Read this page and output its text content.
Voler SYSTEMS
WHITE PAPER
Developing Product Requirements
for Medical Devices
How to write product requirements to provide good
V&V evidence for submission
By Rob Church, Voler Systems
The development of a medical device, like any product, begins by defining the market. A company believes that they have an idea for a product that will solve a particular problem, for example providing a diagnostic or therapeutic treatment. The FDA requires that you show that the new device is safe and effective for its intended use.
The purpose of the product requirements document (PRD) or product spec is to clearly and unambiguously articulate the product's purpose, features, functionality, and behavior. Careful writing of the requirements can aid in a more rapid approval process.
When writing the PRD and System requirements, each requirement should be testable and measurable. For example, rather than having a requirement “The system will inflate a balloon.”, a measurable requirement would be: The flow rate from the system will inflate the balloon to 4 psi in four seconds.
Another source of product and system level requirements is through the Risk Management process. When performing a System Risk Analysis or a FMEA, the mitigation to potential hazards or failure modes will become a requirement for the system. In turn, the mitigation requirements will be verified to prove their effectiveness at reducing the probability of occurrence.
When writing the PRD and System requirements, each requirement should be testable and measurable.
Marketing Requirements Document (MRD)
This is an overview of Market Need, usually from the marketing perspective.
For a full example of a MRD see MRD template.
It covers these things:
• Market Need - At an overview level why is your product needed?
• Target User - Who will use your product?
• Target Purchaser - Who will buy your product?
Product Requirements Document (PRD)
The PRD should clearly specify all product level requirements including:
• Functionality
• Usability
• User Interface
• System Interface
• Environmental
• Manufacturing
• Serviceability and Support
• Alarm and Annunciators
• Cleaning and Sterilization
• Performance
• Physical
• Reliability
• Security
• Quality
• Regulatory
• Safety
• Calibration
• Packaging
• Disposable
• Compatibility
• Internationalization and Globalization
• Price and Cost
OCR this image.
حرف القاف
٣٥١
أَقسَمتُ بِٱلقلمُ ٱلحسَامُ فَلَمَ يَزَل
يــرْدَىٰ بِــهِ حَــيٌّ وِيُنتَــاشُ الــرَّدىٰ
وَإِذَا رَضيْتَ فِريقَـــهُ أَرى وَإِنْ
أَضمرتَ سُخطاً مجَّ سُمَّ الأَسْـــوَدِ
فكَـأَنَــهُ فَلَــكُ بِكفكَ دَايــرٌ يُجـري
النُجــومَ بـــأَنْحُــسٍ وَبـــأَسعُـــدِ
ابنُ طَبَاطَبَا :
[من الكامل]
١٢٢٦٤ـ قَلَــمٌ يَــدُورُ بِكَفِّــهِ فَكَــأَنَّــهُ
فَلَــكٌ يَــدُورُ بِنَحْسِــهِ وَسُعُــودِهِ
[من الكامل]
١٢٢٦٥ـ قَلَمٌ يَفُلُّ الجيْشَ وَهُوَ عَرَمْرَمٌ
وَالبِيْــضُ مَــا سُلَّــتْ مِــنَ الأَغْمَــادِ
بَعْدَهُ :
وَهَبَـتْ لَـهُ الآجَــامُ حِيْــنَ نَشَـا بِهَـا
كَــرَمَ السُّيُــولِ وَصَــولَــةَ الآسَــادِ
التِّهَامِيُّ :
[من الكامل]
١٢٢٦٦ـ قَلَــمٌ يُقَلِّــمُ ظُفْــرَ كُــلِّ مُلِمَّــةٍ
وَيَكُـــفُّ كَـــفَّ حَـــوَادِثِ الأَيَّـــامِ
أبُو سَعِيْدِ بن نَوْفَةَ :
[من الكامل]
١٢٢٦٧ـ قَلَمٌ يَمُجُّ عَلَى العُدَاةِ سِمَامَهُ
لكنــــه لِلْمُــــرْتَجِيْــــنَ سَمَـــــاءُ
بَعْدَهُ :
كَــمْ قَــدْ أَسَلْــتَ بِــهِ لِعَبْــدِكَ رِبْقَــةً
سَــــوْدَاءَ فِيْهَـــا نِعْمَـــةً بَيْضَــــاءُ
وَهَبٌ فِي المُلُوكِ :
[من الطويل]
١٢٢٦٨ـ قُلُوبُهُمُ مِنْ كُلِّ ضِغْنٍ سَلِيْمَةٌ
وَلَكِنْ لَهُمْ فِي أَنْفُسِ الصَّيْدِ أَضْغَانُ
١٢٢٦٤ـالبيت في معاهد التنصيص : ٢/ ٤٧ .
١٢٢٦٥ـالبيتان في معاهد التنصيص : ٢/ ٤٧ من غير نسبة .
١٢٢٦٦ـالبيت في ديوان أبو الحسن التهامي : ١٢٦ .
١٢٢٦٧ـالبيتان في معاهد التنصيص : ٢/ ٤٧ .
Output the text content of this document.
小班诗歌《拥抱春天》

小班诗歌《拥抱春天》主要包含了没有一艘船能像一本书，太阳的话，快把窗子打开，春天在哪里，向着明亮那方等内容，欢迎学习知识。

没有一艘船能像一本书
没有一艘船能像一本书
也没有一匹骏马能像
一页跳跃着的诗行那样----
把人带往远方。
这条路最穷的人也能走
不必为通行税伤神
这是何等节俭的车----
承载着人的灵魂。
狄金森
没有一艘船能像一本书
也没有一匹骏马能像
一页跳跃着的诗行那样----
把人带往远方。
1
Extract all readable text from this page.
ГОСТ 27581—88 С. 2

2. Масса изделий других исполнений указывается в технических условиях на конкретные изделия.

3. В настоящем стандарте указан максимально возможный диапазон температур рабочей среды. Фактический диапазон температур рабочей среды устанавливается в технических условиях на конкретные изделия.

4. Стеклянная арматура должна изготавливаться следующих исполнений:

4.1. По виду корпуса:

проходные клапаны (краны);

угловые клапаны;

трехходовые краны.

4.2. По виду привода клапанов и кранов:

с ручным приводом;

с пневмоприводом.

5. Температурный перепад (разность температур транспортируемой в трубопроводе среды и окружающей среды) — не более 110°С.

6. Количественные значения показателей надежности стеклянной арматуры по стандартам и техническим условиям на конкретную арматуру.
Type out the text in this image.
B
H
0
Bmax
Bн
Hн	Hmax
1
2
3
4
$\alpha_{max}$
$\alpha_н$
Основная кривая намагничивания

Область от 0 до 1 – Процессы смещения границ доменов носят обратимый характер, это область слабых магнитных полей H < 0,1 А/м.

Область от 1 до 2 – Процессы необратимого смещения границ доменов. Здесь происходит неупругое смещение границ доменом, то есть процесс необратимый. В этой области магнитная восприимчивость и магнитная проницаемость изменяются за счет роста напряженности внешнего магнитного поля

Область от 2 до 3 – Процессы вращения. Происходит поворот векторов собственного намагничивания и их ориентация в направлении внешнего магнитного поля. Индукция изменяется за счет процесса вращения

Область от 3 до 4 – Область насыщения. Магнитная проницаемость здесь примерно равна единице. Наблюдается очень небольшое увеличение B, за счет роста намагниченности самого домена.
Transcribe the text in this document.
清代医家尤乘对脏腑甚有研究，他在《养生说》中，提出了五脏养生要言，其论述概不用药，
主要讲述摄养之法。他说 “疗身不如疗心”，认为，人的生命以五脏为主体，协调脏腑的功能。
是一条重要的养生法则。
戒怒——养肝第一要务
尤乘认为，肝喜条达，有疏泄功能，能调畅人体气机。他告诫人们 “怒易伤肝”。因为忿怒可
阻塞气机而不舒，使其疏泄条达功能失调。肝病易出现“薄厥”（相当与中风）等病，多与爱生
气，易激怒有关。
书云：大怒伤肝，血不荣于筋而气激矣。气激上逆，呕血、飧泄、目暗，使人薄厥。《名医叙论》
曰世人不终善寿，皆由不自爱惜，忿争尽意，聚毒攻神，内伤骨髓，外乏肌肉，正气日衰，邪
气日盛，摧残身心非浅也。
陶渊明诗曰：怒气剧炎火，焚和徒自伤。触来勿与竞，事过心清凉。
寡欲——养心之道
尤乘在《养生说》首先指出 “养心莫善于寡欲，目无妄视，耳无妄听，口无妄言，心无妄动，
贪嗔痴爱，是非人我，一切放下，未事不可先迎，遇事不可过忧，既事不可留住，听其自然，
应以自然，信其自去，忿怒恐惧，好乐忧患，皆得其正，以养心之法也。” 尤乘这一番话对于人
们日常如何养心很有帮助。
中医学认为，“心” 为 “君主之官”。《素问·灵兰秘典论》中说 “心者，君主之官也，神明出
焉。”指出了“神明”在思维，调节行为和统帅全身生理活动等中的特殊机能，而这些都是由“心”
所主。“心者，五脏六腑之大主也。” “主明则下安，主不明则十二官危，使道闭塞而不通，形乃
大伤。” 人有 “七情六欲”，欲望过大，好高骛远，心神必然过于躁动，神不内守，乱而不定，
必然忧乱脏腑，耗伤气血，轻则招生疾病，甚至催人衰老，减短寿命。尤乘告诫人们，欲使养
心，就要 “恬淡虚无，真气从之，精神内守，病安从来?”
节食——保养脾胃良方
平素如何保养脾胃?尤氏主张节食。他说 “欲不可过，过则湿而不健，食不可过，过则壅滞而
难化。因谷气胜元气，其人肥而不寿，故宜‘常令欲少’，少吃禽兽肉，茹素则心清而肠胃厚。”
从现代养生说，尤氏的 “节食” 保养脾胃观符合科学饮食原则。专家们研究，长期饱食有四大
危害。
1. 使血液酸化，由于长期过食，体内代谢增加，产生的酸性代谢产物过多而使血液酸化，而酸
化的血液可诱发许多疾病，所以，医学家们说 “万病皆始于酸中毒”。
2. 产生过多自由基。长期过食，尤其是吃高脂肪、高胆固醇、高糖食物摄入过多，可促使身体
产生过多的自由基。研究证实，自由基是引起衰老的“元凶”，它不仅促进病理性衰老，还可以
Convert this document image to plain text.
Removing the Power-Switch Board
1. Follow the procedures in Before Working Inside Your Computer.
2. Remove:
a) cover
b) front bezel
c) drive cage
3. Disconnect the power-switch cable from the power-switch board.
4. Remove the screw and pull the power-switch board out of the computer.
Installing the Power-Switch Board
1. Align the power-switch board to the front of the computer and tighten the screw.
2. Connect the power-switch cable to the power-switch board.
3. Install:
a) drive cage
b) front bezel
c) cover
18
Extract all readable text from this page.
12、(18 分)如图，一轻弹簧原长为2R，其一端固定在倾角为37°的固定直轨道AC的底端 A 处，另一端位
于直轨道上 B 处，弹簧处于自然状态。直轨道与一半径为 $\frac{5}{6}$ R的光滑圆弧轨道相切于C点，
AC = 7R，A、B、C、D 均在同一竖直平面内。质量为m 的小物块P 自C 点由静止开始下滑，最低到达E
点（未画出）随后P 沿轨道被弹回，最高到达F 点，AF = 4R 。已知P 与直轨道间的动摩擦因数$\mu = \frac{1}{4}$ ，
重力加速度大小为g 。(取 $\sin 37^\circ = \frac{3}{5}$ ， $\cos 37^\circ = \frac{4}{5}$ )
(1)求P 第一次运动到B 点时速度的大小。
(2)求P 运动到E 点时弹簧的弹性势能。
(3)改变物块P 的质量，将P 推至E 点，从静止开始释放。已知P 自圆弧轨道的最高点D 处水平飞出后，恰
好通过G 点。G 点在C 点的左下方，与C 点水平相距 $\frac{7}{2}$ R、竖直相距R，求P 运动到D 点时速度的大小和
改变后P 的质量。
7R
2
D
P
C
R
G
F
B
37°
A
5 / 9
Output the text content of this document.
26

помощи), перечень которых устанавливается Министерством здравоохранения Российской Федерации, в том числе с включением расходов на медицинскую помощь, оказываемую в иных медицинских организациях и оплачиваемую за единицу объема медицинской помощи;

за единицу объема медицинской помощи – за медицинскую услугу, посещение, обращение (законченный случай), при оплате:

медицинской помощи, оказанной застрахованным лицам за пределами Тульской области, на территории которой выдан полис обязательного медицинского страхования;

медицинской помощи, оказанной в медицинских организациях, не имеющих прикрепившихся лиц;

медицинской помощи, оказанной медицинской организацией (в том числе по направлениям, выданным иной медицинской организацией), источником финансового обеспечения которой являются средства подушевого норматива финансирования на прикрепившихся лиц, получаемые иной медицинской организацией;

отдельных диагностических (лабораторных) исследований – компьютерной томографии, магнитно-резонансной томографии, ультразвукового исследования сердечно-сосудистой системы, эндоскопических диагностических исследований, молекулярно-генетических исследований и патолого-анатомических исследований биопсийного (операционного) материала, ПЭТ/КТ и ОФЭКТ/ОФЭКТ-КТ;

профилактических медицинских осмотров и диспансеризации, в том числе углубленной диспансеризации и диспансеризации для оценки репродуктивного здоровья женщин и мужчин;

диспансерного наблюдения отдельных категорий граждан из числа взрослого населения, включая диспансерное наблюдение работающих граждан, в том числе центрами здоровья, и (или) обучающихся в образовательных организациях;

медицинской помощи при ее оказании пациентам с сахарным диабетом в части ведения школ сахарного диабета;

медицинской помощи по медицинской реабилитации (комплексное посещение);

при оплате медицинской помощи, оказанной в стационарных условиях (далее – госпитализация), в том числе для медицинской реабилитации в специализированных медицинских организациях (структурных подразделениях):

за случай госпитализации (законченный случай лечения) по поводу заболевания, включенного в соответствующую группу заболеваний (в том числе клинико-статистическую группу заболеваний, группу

_ _ _ _

Exercise prompt:
Each line that contains the string "writing" counts once; report how many such lines the entries have, giving only the number.

Completed task:
3